» **Work required**
Which lines of the records contain "media"? Collect every one of them.

(Stored data)
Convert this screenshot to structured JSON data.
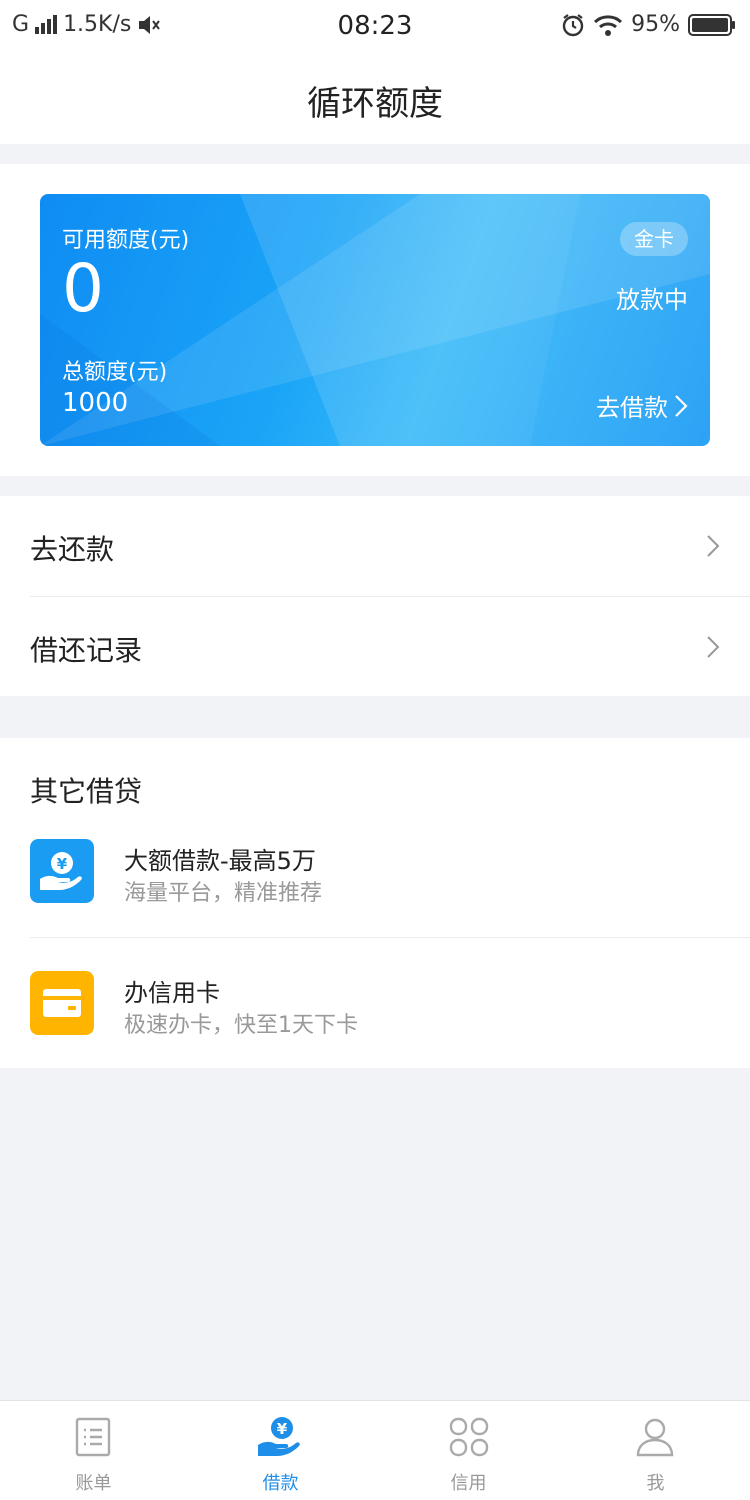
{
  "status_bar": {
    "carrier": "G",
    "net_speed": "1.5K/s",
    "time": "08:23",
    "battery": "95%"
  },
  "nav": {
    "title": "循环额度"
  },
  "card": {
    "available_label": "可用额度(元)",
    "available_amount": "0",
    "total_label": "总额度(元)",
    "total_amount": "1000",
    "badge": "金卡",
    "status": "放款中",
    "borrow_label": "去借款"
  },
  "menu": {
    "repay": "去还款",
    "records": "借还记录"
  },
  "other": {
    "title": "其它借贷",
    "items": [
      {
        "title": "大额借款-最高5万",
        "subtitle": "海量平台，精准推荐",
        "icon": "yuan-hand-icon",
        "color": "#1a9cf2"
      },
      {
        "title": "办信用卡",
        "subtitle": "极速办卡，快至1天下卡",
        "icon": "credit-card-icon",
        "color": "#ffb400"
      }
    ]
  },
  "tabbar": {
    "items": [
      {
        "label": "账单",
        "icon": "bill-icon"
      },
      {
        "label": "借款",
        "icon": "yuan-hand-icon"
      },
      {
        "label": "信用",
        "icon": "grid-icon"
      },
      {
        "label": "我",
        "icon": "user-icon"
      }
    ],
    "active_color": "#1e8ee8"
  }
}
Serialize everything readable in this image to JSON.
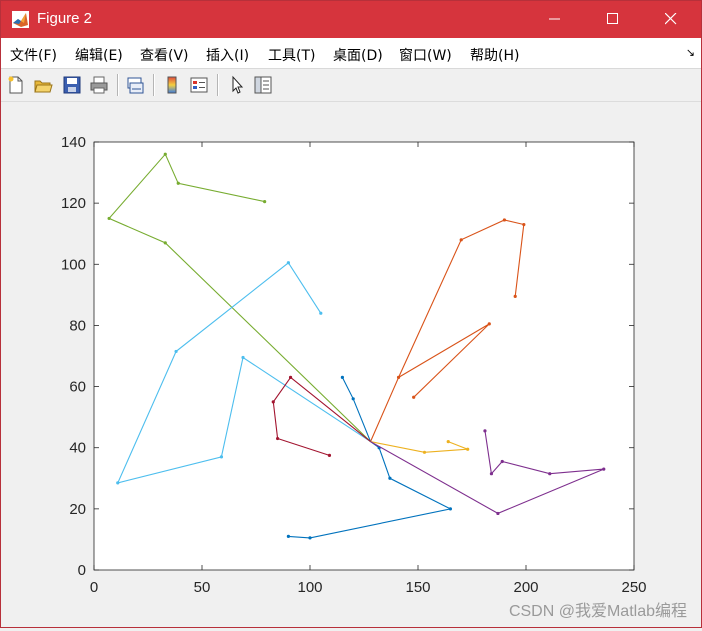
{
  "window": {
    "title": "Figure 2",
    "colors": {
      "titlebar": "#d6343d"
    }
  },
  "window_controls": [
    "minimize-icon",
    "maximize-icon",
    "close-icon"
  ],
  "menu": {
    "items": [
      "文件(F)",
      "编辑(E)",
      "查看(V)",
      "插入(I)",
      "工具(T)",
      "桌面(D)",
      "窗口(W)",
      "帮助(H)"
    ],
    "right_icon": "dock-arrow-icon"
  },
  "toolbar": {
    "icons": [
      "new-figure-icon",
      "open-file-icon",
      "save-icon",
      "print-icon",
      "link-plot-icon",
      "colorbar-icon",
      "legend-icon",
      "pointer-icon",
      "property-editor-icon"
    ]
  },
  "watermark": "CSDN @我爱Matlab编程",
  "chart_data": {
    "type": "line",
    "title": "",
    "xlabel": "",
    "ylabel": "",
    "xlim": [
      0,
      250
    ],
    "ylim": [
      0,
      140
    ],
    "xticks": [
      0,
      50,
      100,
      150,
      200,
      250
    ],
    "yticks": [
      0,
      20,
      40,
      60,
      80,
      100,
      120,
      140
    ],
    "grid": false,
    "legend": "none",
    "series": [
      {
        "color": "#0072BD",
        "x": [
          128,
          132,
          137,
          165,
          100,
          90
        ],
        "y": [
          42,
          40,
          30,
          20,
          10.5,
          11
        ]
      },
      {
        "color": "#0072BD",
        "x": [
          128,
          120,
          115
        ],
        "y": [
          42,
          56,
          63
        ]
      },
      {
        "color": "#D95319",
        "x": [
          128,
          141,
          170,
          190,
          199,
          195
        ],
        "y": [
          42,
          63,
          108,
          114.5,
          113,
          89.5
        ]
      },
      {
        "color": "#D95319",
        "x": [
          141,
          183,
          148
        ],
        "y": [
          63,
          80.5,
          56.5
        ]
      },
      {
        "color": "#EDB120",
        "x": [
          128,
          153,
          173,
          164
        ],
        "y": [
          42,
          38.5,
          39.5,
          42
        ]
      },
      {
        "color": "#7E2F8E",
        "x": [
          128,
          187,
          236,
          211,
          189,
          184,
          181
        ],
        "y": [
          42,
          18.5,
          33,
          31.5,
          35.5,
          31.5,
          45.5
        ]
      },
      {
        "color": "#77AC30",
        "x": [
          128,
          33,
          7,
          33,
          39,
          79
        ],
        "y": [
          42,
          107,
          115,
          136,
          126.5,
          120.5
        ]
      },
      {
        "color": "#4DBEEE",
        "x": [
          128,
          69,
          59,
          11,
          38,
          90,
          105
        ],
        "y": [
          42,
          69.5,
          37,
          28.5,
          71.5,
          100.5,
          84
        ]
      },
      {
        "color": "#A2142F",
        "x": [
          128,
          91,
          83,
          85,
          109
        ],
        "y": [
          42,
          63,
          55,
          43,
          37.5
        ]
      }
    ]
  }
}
---
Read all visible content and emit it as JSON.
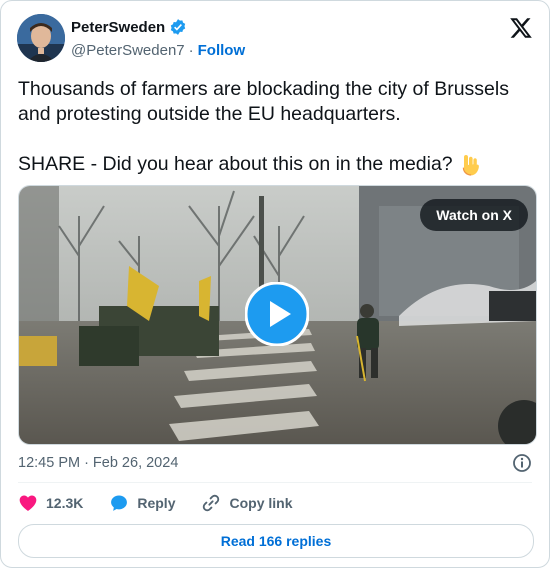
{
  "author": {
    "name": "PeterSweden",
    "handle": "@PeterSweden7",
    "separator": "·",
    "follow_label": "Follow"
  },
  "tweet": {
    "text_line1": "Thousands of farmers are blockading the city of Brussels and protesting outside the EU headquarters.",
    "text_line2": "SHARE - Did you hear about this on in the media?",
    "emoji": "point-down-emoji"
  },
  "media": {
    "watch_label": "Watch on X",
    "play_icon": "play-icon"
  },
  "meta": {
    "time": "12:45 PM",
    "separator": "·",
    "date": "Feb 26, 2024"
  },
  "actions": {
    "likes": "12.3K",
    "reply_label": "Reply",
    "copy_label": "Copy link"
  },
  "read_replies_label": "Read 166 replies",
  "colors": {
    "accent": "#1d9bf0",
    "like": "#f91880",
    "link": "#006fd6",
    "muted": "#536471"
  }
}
--
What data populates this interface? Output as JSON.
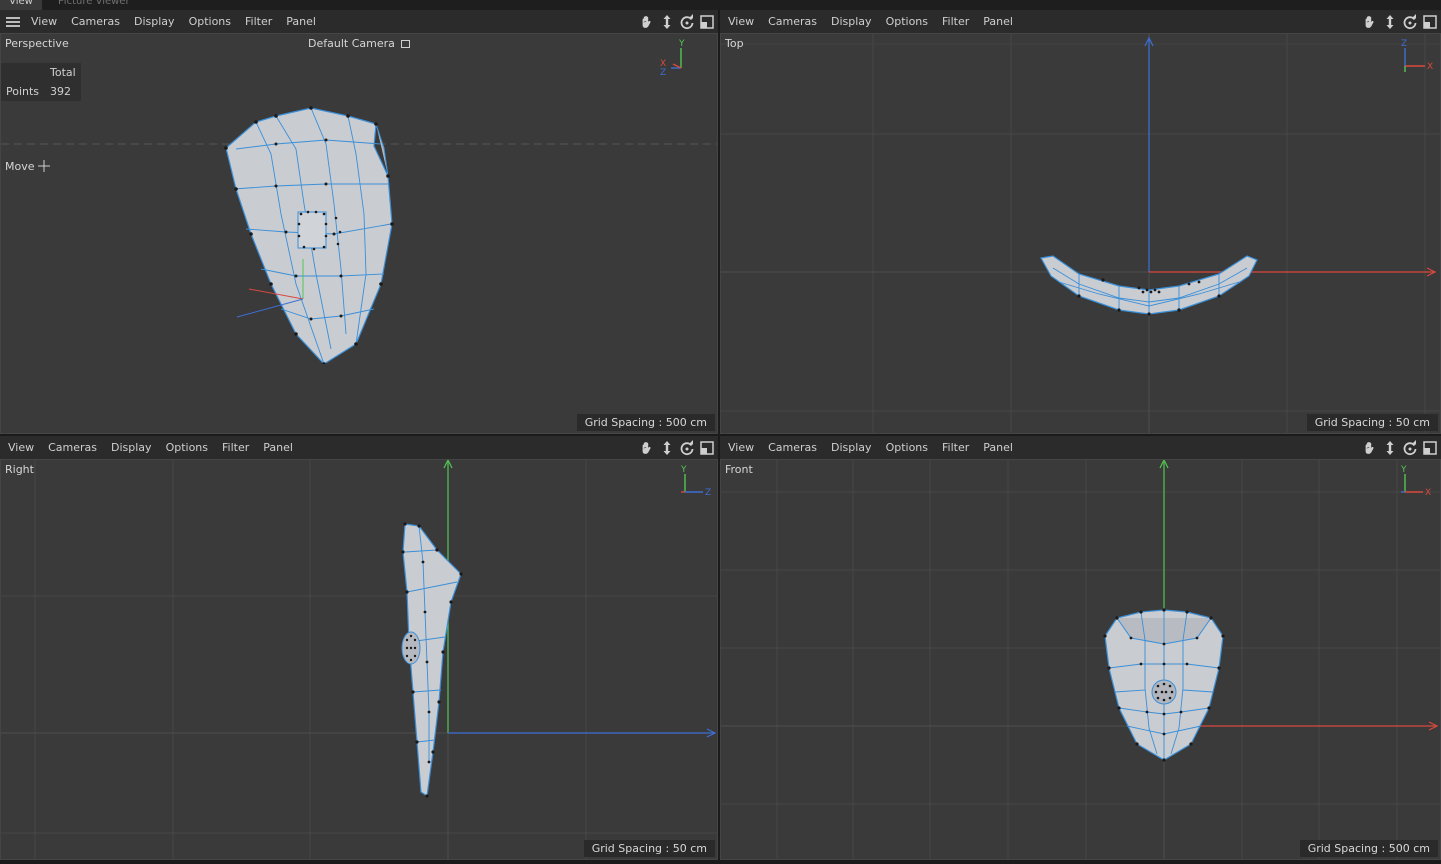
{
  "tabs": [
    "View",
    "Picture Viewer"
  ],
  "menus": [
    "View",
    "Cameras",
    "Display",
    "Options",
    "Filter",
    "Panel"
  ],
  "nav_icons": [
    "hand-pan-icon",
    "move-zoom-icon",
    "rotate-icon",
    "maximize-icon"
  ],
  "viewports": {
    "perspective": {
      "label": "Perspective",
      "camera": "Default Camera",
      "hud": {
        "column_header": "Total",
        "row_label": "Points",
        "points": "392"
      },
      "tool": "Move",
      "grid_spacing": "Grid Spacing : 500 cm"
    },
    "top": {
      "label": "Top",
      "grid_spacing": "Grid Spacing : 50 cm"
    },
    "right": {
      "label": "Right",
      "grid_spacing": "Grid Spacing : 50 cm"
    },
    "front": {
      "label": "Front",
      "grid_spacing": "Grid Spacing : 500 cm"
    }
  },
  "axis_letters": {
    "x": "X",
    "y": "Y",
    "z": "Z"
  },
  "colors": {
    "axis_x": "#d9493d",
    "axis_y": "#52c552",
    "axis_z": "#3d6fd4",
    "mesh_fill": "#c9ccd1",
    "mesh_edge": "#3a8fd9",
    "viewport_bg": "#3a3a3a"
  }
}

» **Solution for this task**
    "text_line2": "SHARE - Did you hear about this on in the media?",
  "media": {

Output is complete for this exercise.